Entries provided →
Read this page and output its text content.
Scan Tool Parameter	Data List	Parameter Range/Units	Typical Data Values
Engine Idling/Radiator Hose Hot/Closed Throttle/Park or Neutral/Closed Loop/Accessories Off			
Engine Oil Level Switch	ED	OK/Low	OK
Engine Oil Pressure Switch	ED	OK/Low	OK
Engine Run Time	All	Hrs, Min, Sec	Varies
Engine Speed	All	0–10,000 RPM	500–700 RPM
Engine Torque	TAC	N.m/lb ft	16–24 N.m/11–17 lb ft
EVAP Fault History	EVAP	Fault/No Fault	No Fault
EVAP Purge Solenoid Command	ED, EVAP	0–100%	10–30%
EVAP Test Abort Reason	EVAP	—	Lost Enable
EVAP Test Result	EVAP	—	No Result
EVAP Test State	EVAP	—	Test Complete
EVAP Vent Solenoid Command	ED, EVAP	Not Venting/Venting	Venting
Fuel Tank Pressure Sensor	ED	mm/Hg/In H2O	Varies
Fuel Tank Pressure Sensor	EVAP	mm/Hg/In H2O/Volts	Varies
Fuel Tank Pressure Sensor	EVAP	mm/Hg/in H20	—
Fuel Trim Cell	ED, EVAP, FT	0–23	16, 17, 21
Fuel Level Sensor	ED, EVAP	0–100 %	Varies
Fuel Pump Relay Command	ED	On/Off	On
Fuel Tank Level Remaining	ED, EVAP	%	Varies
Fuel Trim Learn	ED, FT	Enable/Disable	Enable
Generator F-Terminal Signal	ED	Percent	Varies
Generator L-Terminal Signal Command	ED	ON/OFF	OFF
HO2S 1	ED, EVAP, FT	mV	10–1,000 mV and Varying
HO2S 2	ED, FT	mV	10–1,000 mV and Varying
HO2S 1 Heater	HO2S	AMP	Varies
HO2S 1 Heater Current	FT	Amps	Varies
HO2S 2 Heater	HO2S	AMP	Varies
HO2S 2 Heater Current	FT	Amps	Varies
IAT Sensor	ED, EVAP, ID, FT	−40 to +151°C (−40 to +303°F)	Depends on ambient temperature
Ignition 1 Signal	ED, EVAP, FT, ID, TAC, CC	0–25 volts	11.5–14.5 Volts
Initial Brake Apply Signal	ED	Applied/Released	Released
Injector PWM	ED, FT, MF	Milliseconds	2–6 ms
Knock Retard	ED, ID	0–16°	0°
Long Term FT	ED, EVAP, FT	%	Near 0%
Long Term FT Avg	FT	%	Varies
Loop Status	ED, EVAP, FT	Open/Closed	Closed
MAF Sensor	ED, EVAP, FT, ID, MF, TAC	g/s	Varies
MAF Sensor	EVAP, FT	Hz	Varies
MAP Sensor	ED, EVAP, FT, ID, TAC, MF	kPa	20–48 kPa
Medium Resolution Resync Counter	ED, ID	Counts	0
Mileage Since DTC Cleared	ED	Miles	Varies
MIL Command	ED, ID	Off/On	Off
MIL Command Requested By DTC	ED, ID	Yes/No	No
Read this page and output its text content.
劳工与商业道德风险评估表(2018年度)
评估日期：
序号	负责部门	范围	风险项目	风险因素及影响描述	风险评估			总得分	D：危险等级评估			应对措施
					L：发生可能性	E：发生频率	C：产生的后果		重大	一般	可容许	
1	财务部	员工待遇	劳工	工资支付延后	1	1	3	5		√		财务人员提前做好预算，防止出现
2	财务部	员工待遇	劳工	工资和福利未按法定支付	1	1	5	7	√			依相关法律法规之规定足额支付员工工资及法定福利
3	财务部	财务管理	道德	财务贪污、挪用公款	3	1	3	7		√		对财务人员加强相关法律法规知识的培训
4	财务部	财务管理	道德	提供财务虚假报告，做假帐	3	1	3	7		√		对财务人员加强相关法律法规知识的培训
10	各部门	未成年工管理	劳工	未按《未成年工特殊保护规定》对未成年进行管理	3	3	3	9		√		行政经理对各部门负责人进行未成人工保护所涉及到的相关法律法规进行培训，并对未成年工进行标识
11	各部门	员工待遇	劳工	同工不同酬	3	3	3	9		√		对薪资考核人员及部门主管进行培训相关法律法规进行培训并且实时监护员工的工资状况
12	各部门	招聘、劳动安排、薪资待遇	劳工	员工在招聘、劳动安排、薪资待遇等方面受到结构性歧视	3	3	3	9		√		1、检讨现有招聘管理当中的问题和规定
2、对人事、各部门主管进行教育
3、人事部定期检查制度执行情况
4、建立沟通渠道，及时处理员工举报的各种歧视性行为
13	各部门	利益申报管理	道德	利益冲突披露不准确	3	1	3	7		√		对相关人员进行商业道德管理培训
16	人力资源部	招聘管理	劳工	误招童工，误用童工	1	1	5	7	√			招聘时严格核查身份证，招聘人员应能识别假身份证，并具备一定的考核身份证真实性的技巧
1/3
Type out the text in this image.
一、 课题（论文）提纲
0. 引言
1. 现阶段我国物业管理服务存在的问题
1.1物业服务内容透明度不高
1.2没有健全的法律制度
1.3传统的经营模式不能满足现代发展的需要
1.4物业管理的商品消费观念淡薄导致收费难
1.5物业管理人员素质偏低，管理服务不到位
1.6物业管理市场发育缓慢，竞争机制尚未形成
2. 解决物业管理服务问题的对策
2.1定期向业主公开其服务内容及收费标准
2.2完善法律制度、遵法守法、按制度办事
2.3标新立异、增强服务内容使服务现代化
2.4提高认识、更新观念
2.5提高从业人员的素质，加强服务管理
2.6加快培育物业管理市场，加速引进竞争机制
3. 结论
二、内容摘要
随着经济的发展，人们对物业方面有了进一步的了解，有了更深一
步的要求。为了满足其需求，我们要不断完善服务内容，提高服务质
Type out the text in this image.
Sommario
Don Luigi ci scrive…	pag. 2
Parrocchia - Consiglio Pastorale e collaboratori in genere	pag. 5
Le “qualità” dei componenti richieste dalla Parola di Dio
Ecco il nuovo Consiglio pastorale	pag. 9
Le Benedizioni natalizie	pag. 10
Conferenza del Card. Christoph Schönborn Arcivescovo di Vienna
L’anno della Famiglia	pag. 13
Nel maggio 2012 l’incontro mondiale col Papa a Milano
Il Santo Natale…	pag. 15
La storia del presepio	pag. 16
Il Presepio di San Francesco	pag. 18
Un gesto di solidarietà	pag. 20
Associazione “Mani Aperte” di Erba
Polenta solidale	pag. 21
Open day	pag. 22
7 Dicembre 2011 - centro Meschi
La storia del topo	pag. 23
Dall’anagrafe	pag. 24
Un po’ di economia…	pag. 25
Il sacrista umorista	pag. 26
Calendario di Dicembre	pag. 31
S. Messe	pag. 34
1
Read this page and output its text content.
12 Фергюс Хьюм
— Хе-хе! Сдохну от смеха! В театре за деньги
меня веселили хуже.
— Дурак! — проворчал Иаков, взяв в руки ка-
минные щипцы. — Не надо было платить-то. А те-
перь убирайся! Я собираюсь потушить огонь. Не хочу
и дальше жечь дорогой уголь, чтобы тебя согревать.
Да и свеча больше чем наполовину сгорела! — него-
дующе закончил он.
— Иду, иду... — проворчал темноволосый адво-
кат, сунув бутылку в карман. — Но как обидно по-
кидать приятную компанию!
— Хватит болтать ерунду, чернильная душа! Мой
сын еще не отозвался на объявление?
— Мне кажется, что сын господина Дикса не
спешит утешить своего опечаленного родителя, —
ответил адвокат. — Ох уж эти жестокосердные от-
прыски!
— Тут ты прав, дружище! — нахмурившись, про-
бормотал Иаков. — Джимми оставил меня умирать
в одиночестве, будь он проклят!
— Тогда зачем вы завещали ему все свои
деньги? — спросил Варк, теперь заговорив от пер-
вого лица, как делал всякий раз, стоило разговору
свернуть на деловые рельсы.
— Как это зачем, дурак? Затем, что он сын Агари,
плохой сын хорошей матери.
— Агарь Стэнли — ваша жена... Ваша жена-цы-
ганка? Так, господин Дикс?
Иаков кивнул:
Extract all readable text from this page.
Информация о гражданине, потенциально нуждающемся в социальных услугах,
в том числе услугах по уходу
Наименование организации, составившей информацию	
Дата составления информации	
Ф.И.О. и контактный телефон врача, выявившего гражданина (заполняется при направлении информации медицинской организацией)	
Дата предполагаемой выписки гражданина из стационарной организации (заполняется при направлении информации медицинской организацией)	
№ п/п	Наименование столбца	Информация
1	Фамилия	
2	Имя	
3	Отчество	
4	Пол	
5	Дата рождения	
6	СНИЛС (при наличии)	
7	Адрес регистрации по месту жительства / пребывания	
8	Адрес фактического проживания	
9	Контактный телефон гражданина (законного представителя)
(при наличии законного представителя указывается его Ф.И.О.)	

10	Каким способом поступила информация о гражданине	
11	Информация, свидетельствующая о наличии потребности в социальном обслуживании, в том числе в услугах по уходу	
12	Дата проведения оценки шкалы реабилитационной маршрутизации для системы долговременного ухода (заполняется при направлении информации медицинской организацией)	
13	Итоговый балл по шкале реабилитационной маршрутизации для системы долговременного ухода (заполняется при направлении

Objective → A number is the only answer here: how many lines of the material above contain "законного"?

Solution to the problem → 2